Dataset records
══════════

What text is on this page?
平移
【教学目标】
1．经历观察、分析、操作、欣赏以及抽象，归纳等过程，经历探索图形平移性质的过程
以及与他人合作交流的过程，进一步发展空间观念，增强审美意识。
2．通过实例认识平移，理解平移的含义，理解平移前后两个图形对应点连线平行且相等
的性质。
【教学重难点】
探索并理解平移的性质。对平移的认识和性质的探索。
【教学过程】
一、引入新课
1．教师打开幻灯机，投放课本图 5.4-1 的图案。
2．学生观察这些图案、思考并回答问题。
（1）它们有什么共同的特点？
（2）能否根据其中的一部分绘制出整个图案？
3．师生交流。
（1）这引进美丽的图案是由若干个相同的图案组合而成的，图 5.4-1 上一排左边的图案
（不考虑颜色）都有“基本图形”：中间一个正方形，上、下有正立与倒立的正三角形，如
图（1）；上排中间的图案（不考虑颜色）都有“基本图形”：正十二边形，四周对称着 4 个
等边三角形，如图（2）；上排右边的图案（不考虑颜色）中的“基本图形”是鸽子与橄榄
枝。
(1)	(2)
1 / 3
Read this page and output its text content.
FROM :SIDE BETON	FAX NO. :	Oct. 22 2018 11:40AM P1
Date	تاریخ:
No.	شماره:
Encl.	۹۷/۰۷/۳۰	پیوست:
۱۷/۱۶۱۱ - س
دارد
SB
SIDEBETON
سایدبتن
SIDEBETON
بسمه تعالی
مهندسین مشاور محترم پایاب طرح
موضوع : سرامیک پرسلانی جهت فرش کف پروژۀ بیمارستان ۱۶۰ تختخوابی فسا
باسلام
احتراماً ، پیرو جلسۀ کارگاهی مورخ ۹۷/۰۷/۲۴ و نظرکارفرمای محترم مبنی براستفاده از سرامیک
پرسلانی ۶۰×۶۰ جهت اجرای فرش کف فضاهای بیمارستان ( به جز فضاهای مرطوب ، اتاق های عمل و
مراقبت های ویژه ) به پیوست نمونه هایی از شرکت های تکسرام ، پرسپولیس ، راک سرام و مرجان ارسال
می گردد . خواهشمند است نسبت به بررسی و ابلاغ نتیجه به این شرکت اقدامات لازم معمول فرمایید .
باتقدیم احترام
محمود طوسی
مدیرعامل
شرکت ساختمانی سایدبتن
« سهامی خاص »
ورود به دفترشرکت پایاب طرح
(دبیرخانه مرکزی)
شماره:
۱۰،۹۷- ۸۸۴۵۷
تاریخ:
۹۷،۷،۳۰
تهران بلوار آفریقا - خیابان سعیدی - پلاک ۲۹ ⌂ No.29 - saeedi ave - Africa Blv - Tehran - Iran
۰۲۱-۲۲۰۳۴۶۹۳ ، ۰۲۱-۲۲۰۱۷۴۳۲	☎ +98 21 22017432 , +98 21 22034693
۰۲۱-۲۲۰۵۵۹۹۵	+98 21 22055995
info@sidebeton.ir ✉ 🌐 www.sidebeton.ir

══════════

Using the listing above, reproduce each line without omission.

What text is on this page?
平移
【教学目标】
1．经历观察、分析、操作、欣赏以及抽象，归纳等过程，经历探索图形平移性质的过程
以及与他人合作交流的过程，进一步发展空间观念，增强审美意识。
2．通过实例认识平移，理解平移的含义，理解平移前后两个图形对应点连线平行且相等
的性质。
【教学重难点】
探索并理解平移的性质。对平移的认识和性质的探索。
【教学过程】
一、引入新课
1．教师打开幻灯机，投放课本图 5.4-1 的图案。
2．学生观察这些图案、思考并回答问题。
（1）它们有什么共同的特点？
（2）能否根据其中的一部分绘制出整个图案？
3．师生交流。
（1）这引进美丽的图案是由若干个相同的图案组合而成的，图 5.4-1 上一排左边的图案
（不考虑颜色）都有“基本图形”：中间一个正方形，上、下有正立与倒立的正三角形，如
图（1）；上排中间的图案（不考虑颜色）都有“基本图形”：正十二边形，四周对称着 4 个
等边三角形，如图（2）；上排右边的图案（不考虑颜色）中的“基本图形”是鸽子与橄榄
枝。
(1)	(2)
1 / 3
Read this page and output its text content.
FROM :SIDE BETON	FAX NO. :	Oct. 22 2018 11:40AM P1
Date	تاریخ:
No.	شماره:
Encl.	۹۷/۰۷/۳۰	پیوست:
۱۷/۱۶۱۱ - س
دارد
SB
SIDEBETON
سایدبتن
SIDEBETON
بسمه تعالی
مهندسین مشاور محترم پایاب طرح
موضوع : سرامیک پرسلانی جهت فرش کف پروژۀ بیمارستان ۱۶۰ تختخوابی فسا
باسلام
احتراماً ، پیرو جلسۀ کارگاهی مورخ ۹۷/۰۷/۲۴ و نظرکارفرمای محترم مبنی براستفاده از سرامیک
پرسلانی ۶۰×۶۰ جهت اجرای فرش کف فضاهای بیمارستان ( به جز فضاهای مرطوب ، اتاق های عمل و
مراقبت های ویژه ) به پیوست نمونه هایی از شرکت های تکسرام ، پرسپولیس ، راک سرام و مرجان ارسال
می گردد . خواهشمند است نسبت به بررسی و ابلاغ نتیجه به این شرکت اقدامات لازم معمول فرمایید .
باتقدیم احترام
محمود طوسی
مدیرعامل
شرکت ساختمانی سایدبتن
« سهامی خاص »
ورود به دفترشرکت پایاب طرح
(دبیرخانه مرکزی)
شماره:
۱۰،۹۷- ۸۸۴۵۷
تاریخ:
۹۷،۷،۳۰
تهران بلوار آفریقا - خیابان سعیدی - پلاک ۲۹ ⌂ No.29 - saeedi ave - Africa Blv - Tehran - Iran
۰۲۱-۲۲۰۳۴۶۹۳ ، ۰۲۱-۲۲۰۱۷۴۳۲	☎ +98 21 22017432 , +98 21 22034693
۰۲۱-۲۲۰۵۵۹۹۵	+98 21 22055995
info@sidebeton.ir ✉ 🌐 www.sidebeton.ir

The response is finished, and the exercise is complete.